> Passage shown:

______________________________

In For a Penny: Dead Men tell No Tales

Charles Lewis contemplates the Great Beyond.

“Death Found an Author Writing His Life” (1827) by E. Hull

“Death Found an Author Writing His Life” (1827) by E. Hull

“I’ve got my own life to live
I’m the one that’s going to have to die
When it’s time for me to die
So let me live my life the way I want to”
– Jimi Hendrix, “If 6 was 9”, Axis: Bold as Love

Funny thing about writing a play about death: it makes you think a lot about dying. Who knew? And if you want to get technical, the play in question isn’t actually about death, but the lack thereof. Let me explain…

I’m writing the Opening Night Party play for this year’s SF Olympians Festival. You may or may not recall that last year I occasionally dedicated this column to exploring the development process of said festival. If so, you may also recall that my final entry, “A Pre-Post-Mortem”, attempted to take an optimistic look at death, a frequent topic in a festival revolving around Greek mythology. Many Greek myths look at death not as the end of the journey, but rather the beginning of the next journey. For them, death wasn’t something to be dwelt upon – for lack of a better term – as it is today. Still, they acknowledged it as an inevitability and possibly one step closer to achieving greatness.

______________________________

> Given task 1:
In the column above, condense the paragraph beginning "I'm writing the Opening Night Party play" into a shorter version that keeps its main facts.
> Given task 2:
Arrange the rows below as a numbered list, from the line with "active-underline: [267, 466, 291, 468]" up to and including the line with "download-icon: [870, 450, 883, 464]", omitting blank lines.

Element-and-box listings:

______________________________

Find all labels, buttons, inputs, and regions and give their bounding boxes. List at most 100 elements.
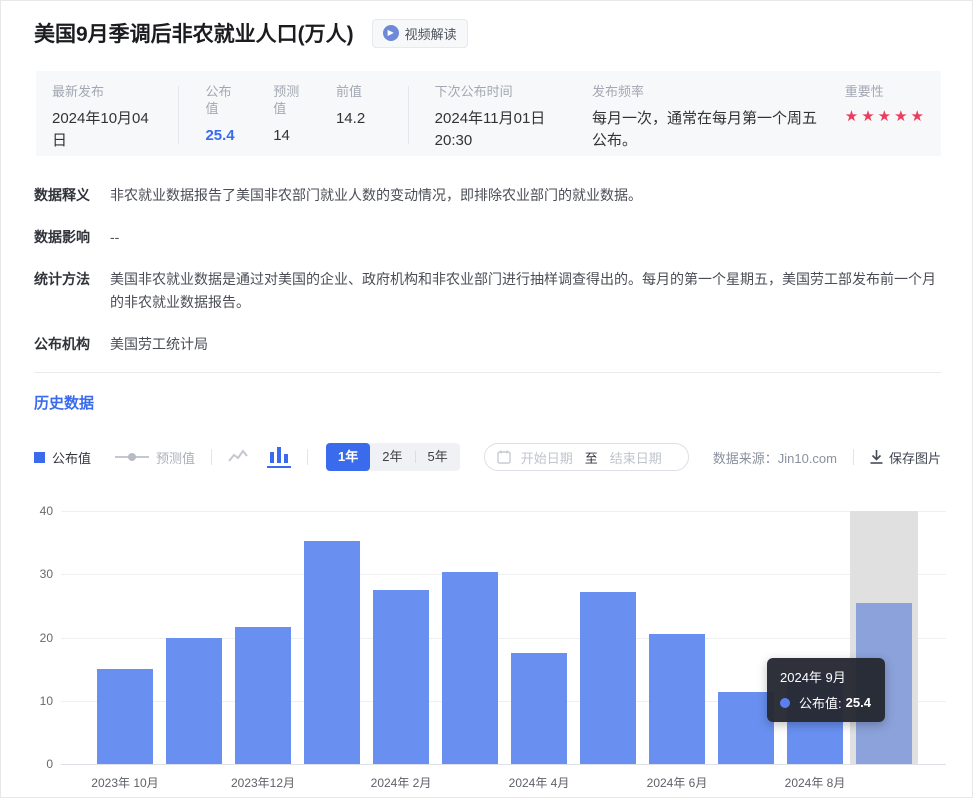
active-underline: [267, 466, 291, 468]
detail-label: 数据影响: [34, 226, 96, 249]
importance-stars: ★★★★★: [845, 108, 927, 126]
chart-plot: 2024年 9月 公布值: 25.4 0102030402023年 10月202…: [61, 511, 946, 764]
published-value: 25.4: [205, 125, 253, 147]
published-block: 公布值 25.4: [205, 84, 253, 156]
download-icon: [870, 450, 883, 464]
x-tick-label: 2023年 10月: [91, 774, 158, 791]
detail-label: 数据释义: [34, 184, 96, 207]
video-explain-button[interactable]: ▶ 视频解读: [372, 19, 468, 48]
x-tick-label: 2024年 8月: [785, 774, 846, 791]
range-tab-group: 1年 2年 5年: [326, 443, 460, 471]
bar-2024年1月[interactable]: [304, 541, 360, 764]
frequency-block: 发布频率 每月一次，通常在每月第一个周五公布。: [592, 84, 831, 156]
latest-release-value: 2024年10月04日: [52, 108, 163, 152]
detail-text: 美国劳工统计局: [110, 333, 208, 356]
y-tick-label: 30: [27, 567, 53, 581]
video-explain-label: 视频解读: [405, 24, 457, 43]
previous-block: 前值 14.2: [336, 84, 396, 156]
legend-published[interactable]: 公布值: [34, 448, 91, 467]
detail-row-agency: 公布机构 美国劳工统计局: [34, 333, 941, 356]
tooltip-value: 25.4: [846, 695, 871, 710]
end-date-field[interactable]: 结束日期: [610, 448, 662, 467]
date-range-picker[interactable]: 开始日期 至 结束日期: [484, 443, 689, 471]
tooltip-series-label: 公布值:: [799, 693, 842, 712]
detail-text: 非农就业数据报告了美国非农部门就业人数的变动情况，即排除农业部门的就业数据。: [110, 184, 642, 207]
detail-text: 美国非农就业数据是通过对美国的企业、政府机构和非农业部门进行抽样调查得出的。每月…: [110, 268, 941, 314]
forecast-label: 预测值: [273, 84, 305, 118]
divider: [853, 449, 854, 465]
title-row: 美国9月季调后非农就业人口(万人) ▶ 视频解读: [34, 18, 468, 48]
save-image-label: 保存图片: [889, 448, 941, 467]
y-tick-label: 10: [27, 694, 53, 708]
calendar-icon: [497, 450, 511, 464]
next-release-block: 下次公布时间 2024年11月01日 20:30: [435, 84, 574, 156]
legend-published-label: 公布值: [52, 448, 91, 467]
x-tick-label: 2024年 4月: [509, 774, 570, 791]
bar-2024年5月[interactable]: [580, 592, 636, 764]
tab-1year[interactable]: 1年: [326, 443, 370, 471]
detail-text: --: [110, 226, 119, 249]
page-title: 美国9月季调后非农就业人口(万人): [34, 18, 354, 48]
x-tick-label: 2024年 6月: [647, 774, 708, 791]
importance-block: 重要性 ★★★★★: [845, 84, 927, 156]
bar-2024年3月[interactable]: [442, 572, 498, 764]
summary-bar: 最新发布 2024年10月04日 公布值 25.4 预测值 14 前值 14.2…: [36, 71, 941, 156]
divider: [307, 449, 308, 465]
detail-row-definition: 数据释义 非农就业数据报告了美国非农部门就业人数的变动情况，即排除农业部门的就业…: [34, 184, 941, 207]
previous-value: 14.2: [336, 108, 396, 130]
tab-5year[interactable]: 5年: [416, 443, 460, 471]
bar-2023年12月[interactable]: [235, 627, 291, 764]
bar-chart-icon: [270, 447, 288, 463]
forecast-value: 14: [273, 125, 321, 147]
controls-right-group: 数据来源：Jin10.com 保存图片: [713, 448, 941, 467]
y-tick-label: 0: [27, 757, 53, 771]
section-divider: [34, 372, 941, 373]
detail-row-impact: 数据影响 --: [34, 226, 941, 249]
bar-2024年2月[interactable]: [373, 590, 429, 764]
next-release-label: 下次公布时间: [435, 84, 574, 101]
gridline: [61, 574, 946, 575]
importance-label: 重要性: [845, 84, 927, 101]
latest-release-label: 最新发布: [52, 84, 163, 101]
bar-2024年7月[interactable]: [718, 692, 774, 764]
bar-chart-toggle[interactable]: [267, 447, 291, 468]
divider: [211, 449, 212, 465]
bar-2023年10月[interactable]: [97, 669, 153, 764]
history-data-link[interactable]: 历史数据: [34, 392, 94, 413]
chart-controls: 公布值 预测值 1年 2年 5年 开始日期 至 结束日期 数据来源：Jin10.: [34, 442, 941, 472]
x-axis-line: [61, 764, 946, 765]
frequency-label: 发布频率: [592, 84, 831, 101]
legend-square-icon: [34, 452, 45, 463]
tooltip-row: 公布值: 25.4: [780, 693, 871, 712]
bar-2024年6月[interactable]: [649, 634, 705, 764]
previous-label: 前值: [336, 84, 396, 101]
divider: [178, 86, 179, 144]
published-label: 公布值: [205, 84, 237, 118]
date-separator: 至: [585, 448, 598, 467]
start-date-field[interactable]: 开始日期: [521, 448, 573, 467]
forecast-block: 预测值 14: [273, 84, 321, 156]
save-image-button[interactable]: 保存图片: [870, 448, 941, 467]
divider: [408, 86, 409, 144]
y-tick-label: 40: [27, 504, 53, 518]
legend-forecast-label: 预测值: [156, 448, 195, 467]
detail-label: 统计方法: [34, 268, 96, 314]
tooltip-title: 2024年 9月: [780, 667, 871, 686]
indicator-detail-page: 美国9月季调后非农就业人口(万人) ▶ 视频解读 最新发布 2024年10月04…: [0, 0, 973, 798]
line-chart-toggle[interactable]: [227, 449, 249, 465]
detail-section: 数据释义 非农就业数据报告了美国非农部门就业人数的变动情况，即排除农业部门的就业…: [34, 184, 941, 375]
detail-label: 公布机构: [34, 333, 96, 356]
latest-release-block: 最新发布 2024年10月04日: [52, 84, 163, 156]
tab-2year[interactable]: 2年: [370, 443, 414, 471]
history-bar-chart: 2024年 9月 公布值: 25.4 0102030402023年 10月202…: [1, 501, 973, 798]
gridline: [61, 511, 946, 512]
data-source-text: 数据来源：Jin10.com: [713, 448, 837, 467]
x-tick-label: 2024年 2月: [371, 774, 432, 791]
legend-linedot-icon: [115, 453, 149, 461]
bar-2024年4月[interactable]: [511, 653, 567, 764]
x-tick-label: 2023年12月: [231, 774, 295, 791]
legend-forecast[interactable]: 预测值: [115, 448, 195, 467]
line-chart-icon: [227, 449, 249, 465]
bar-2023年11月[interactable]: [166, 638, 222, 764]
frequency-value: 每月一次，通常在每月第一个周五公布。: [592, 108, 831, 152]
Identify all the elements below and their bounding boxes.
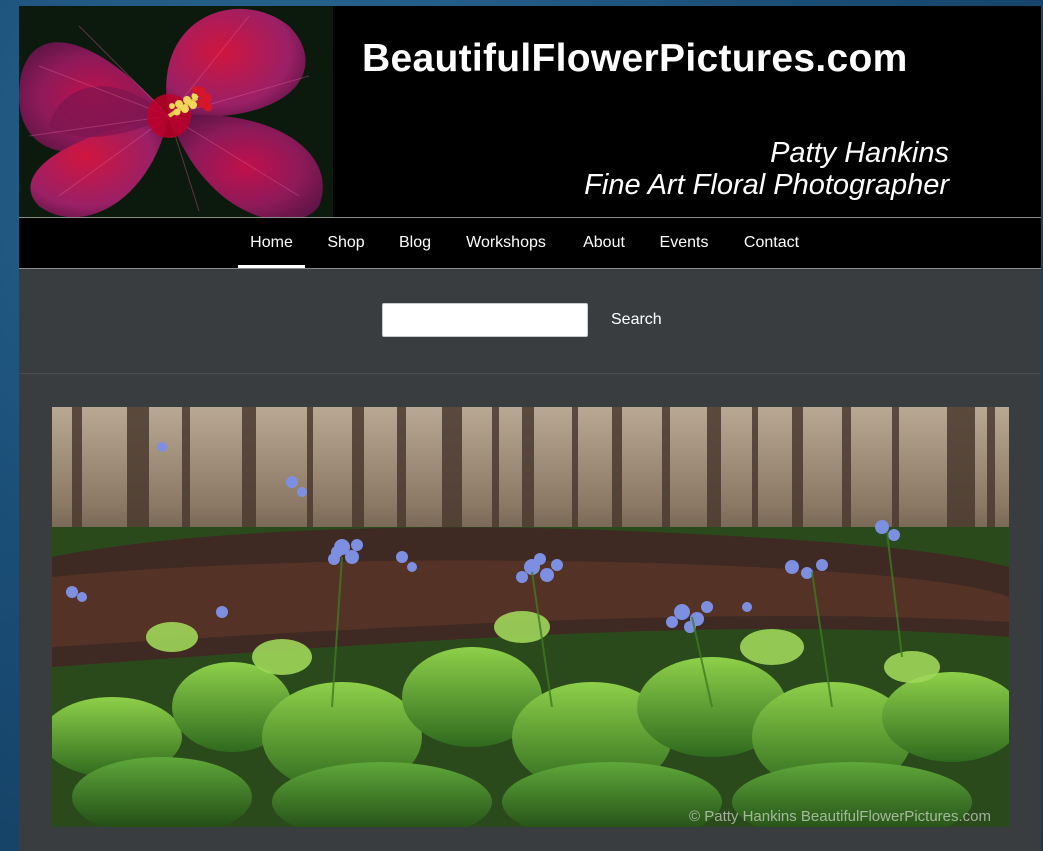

______________________________

> Written response 1:
The writer is creating the Opening Night Party play for this year's SF Olympians Festival. Last year the column sometimes followed the festival's development, and its final entry, "A Pre-Post-Mortem," took an optimistic view of death, a common topic in a festival built around Greek mythology. Many Greek myths treat death as the start of the next journey rather than the end. The Greeks did not dwell on death as people do today, yet they accepted it as inevitable and possibly a step closer to greatness.

> Written response 2:
1. active-underline: [267, 466, 291, 468]
2. detail-label: 数据影响: [34, 226, 96, 249]
3. importance-stars: ★★★★★: [845, 108, 927, 126]
4. chart-plot: 2024年 9月 公布值: 25.4 0102030402023年 10月202…: [61, 511, 946, 764]
5. published-value: 25.4: [205, 125, 253, 147]
6. published-block: 公布值 25.4: [205, 84, 253, 156]
7. download-icon: [870, 450, 883, 464]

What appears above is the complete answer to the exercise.